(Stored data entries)
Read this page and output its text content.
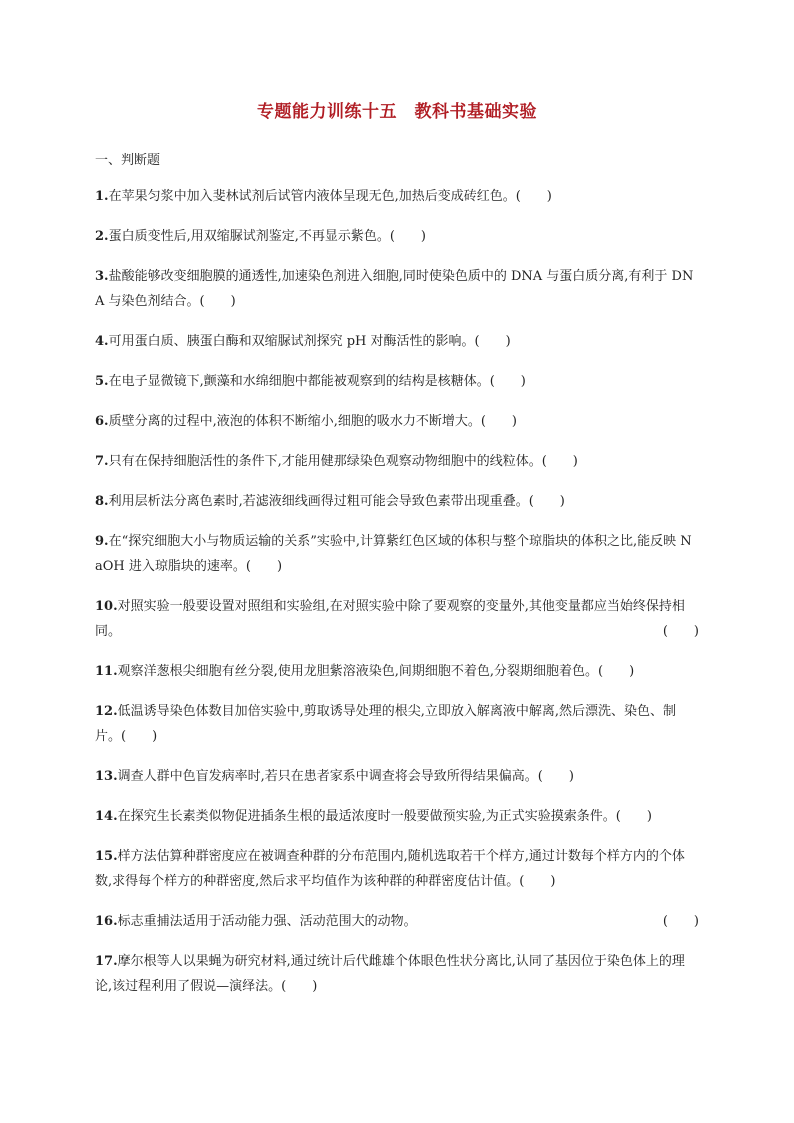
专题能力训练十五　教科书基础实验
一、判断题
1.在苹果匀浆中加入斐林试剂后试管内液体呈现无色,加热后变成砖红色。(　　)
2.蛋白质变性后,用双缩脲试剂鉴定,不再显示紫色。(　　)
3.盐酸能够改变细胞膜的通透性,加速染色剂进入细胞,同时使染色质中的 DNA 与蛋白质分离,有利于 DNA 与染色剂结合。(　　)
4.可用蛋白质、胰蛋白酶和双缩脲试剂探究 pH 对酶活性的影响。(　　)
5.在电子显微镜下,颤藻和水绵细胞中都能被观察到的结构是核糖体。(　　)
6.质壁分离的过程中,液泡的体积不断缩小,细胞的吸水力不断增大。(　　)
7.只有在保持细胞活性的条件下,才能用健那绿染色观察动物细胞中的线粒体。(　　)
8.利用层析法分离色素时,若滤液细线画得过粗可能会导致色素带出现重叠。(　　)
9.在“探究细胞大小与物质运输的关系”实验中,计算紫红色区域的体积与整个琼脂块的体积之比,能反映 NaOH 进入琼脂块的速率。(　　)
10.对照实验一般要设置对照组和实验组,在对照实验中除了要观察的变量外,其他变量都应当始终保持相同。	(　　)
11.观察洋葱根尖细胞有丝分裂,使用龙胆紫溶液染色,间期细胞不着色,分裂期细胞着色。(　　)
12.低温诱导染色体数目加倍实验中,剪取诱导处理的根尖,立即放入解离液中解离,然后漂洗、染色、制片。(　　)
13.调查人群中色盲发病率时,若只在患者家系中调查将会导致所得结果偏高。(　　)
14.在探究生长素类似物促进插条生根的最适浓度时一般要做预实验,为正式实验摸索条件。(　　)
15.样方法估算种群密度应在被调查种群的分布范围内,随机选取若干个样方,通过计数每个样方内的个体数,求得每个样方的种群密度,然后求平均值作为该种群的种群密度估计值。(　　)
16.标志重捕法适用于活动能力强、活动范围大的动物。	(　　)
17.摩尔根等人以果蝇为研究材料,通过统计后代雌雄个体眼色性状分离比,认同了基因位于染色体上的理论,该过程利用了假说—演绎法。(　　)
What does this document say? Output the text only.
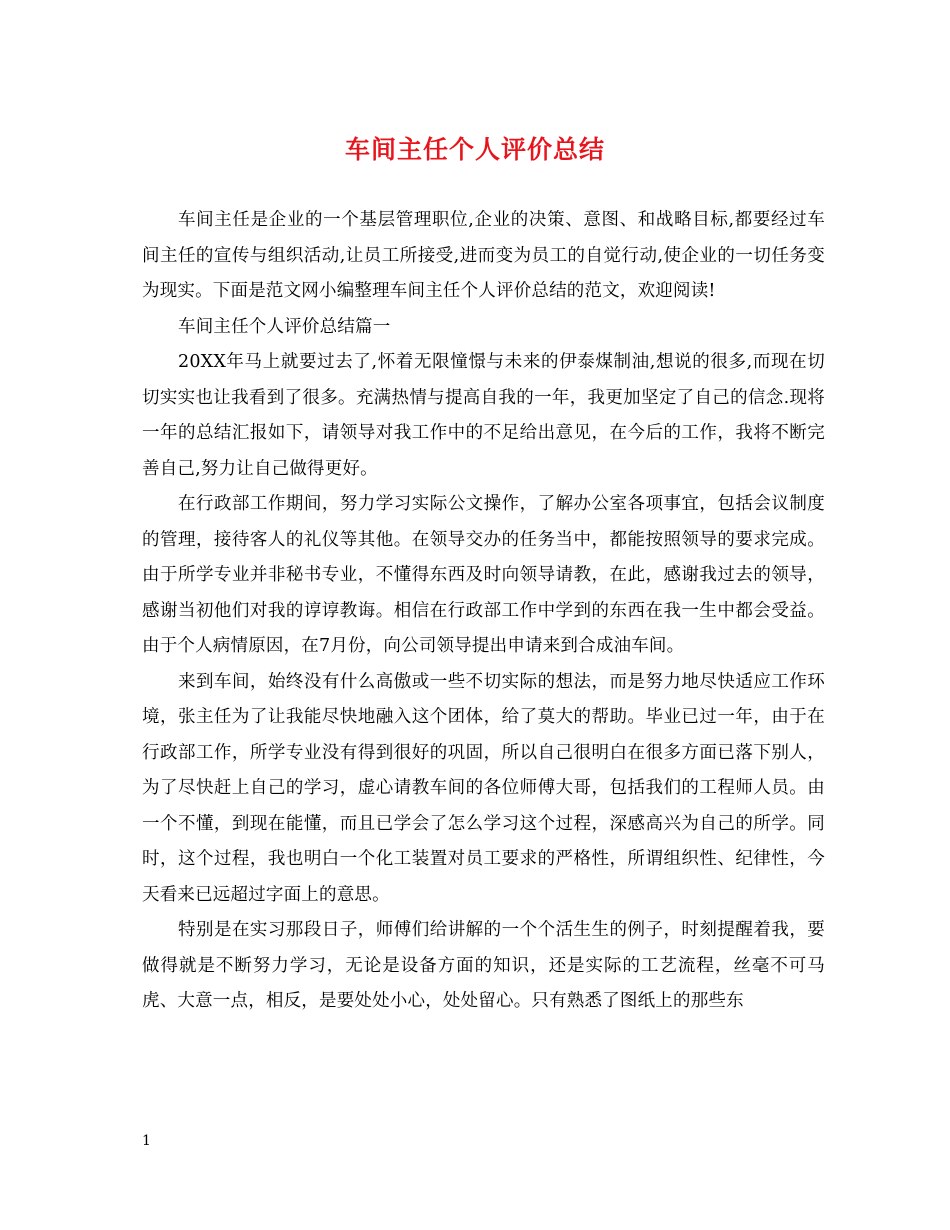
车间主任个人评价总结

车间主任是企业的一个基层管理职位,企业的决策、意图、和战略目标,都要经过车间主任的宣传与组织活动,让员工所接受,进而变为员工的自觉行动,使企业的一切任务变为现实。下面是范文网小编整理车间主任个人评价总结的范文，欢迎阅读!

车间主任个人评价总结篇一

20XX年马上就要过去了,怀着无限憧憬与未来的伊泰煤制油,想说的很多,而现在切切实实也让我看到了很多。充满热情与提高自我的一年，我更加坚定了自己的信念.现将一年的总结汇报如下，请领导对我工作中的不足给出意见，在今后的工作，我将不断完善自己,努力让自己做得更好。

在行政部工作期间，努力学习实际公文操作，了解办公室各项事宜，包括会议制度的管理，接待客人的礼仪等其他。在领导交办的任务当中，都能按照领导的要求完成。由于所学专业并非秘书专业，不懂得东西及时向领导请教，在此，感谢我过去的领导，感谢当初他们对我的谆谆教诲。相信在行政部工作中学到的东西在我一生中都会受益。由于个人病情原因，在7月份，向公司领导提出申请来到合成油车间。

来到车间，始终没有什么高傲或一些不切实际的想法，而是努力地尽快适应工作环境，张主任为了让我能尽快地融入这个团体，给了莫大的帮助。毕业已过一年，由于在行政部工作，所学专业没有得到很好的巩固，所以自己很明白在很多方面已落下别人，为了尽快赶上自己的学习，虚心请教车间的各位师傅大哥，包括我们的工程师人员。由一个不懂，到现在能懂，而且已学会了怎么学习这个过程，深感高兴为自己的所学。同时，这个过程，我也明白一个化工装置对员工要求的严格性，所谓组织性、纪律性，今天看来已远超过字面上的意思。

特别是在实习那段日子，师傅们给讲解的一个个活生生的例子，时刻提醒着我，要做得就是不断努力学习，无论是设备方面的知识，还是实际的工艺流程，丝毫不可马虎、大意一点，相反，是要处处小心，处处留心。只有熟悉了图纸上的那些东

1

- **To do**:
Reproduce every record above exactly, but leave out the pictures.

- **Answer below**:
Read this page and output its text content.
专题能力训练十五　教科书基础实验
一、判断题
1.在苹果匀浆中加入斐林试剂后试管内液体呈现无色,加热后变成砖红色。(　　)
2.蛋白质变性后,用双缩脲试剂鉴定,不再显示紫色。(　　)
3.盐酸能够改变细胞膜的通透性,加速染色剂进入细胞,同时使染色质中的 DNA 与蛋白质分离,有利于 DNA 与染色剂结合。(　　)
4.可用蛋白质、胰蛋白酶和双缩脲试剂探究 pH 对酶活性的影响。(　　)
5.在电子显微镜下,颤藻和水绵细胞中都能被观察到的结构是核糖体。(　　)
6.质壁分离的过程中,液泡的体积不断缩小,细胞的吸水力不断增大。(　　)
7.只有在保持细胞活性的条件下,才能用健那绿染色观察动物细胞中的线粒体。(　　)
8.利用层析法分离色素时,若滤液细线画得过粗可能会导致色素带出现重叠。(　　)
9.在“探究细胞大小与物质运输的关系”实验中,计算紫红色区域的体积与整个琼脂块的体积之比,能反映 NaOH 进入琼脂块的速率。(　　)
10.对照实验一般要设置对照组和实验组,在对照实验中除了要观察的变量外,其他变量都应当始终保持相同。	(　　)
11.观察洋葱根尖细胞有丝分裂,使用龙胆紫溶液染色,间期细胞不着色,分裂期细胞着色。(　　)
12.低温诱导染色体数目加倍实验中,剪取诱导处理的根尖,立即放入解离液中解离,然后漂洗、染色、制片。(　　)
13.调查人群中色盲发病率时,若只在患者家系中调查将会导致所得结果偏高。(　　)
14.在探究生长素类似物促进插条生根的最适浓度时一般要做预实验,为正式实验摸索条件。(　　)
15.样方法估算种群密度应在被调查种群的分布范围内,随机选取若干个样方,通过计数每个样方内的个体数,求得每个样方的种群密度,然后求平均值作为该种群的种群密度估计值。(　　)
16.标志重捕法适用于活动能力强、活动范围大的动物。	(　　)
17.摩尔根等人以果蝇为研究材料,通过统计后代雌雄个体眼色性状分离比,认同了基因位于染色体上的理论,该过程利用了假说—演绎法。(　　)
What does this document say? Output the text only.
车间主任个人评价总结

车间主任是企业的一个基层管理职位,企业的决策、意图、和战略目标,都要经过车间主任的宣传与组织活动,让员工所接受,进而变为员工的自觉行动,使企业的一切任务变为现实。下面是范文网小编整理车间主任个人评价总结的范文，欢迎阅读!

车间主任个人评价总结篇一

20XX年马上就要过去了,怀着无限憧憬与未来的伊泰煤制油,想说的很多,而现在切切实实也让我看到了很多。充满热情与提高自我的一年，我更加坚定了自己的信念.现将一年的总结汇报如下，请领导对我工作中的不足给出意见，在今后的工作，我将不断完善自己,努力让自己做得更好。

在行政部工作期间，努力学习实际公文操作，了解办公室各项事宜，包括会议制度的管理，接待客人的礼仪等其他。在领导交办的任务当中，都能按照领导的要求完成。由于所学专业并非秘书专业，不懂得东西及时向领导请教，在此，感谢我过去的领导，感谢当初他们对我的谆谆教诲。相信在行政部工作中学到的东西在我一生中都会受益。由于个人病情原因，在7月份，向公司领导提出申请来到合成油车间。

来到车间，始终没有什么高傲或一些不切实际的想法，而是努力地尽快适应工作环境，张主任为了让我能尽快地融入这个团体，给了莫大的帮助。毕业已过一年，由于在行政部工作，所学专业没有得到很好的巩固，所以自己很明白在很多方面已落下别人，为了尽快赶上自己的学习，虚心请教车间的各位师傅大哥，包括我们的工程师人员。由一个不懂，到现在能懂，而且已学会了怎么学习这个过程，深感高兴为自己的所学。同时，这个过程，我也明白一个化工装置对员工要求的严格性，所谓组织性、纪律性，今天看来已远超过字面上的意思。

特别是在实习那段日子，师傅们给讲解的一个个活生生的例子，时刻提醒着我，要做得就是不断努力学习，无论是设备方面的知识，还是实际的工艺流程，丝毫不可马虎、大意一点，相反，是要处处小心，处处留心。只有熟悉了图纸上的那些东

1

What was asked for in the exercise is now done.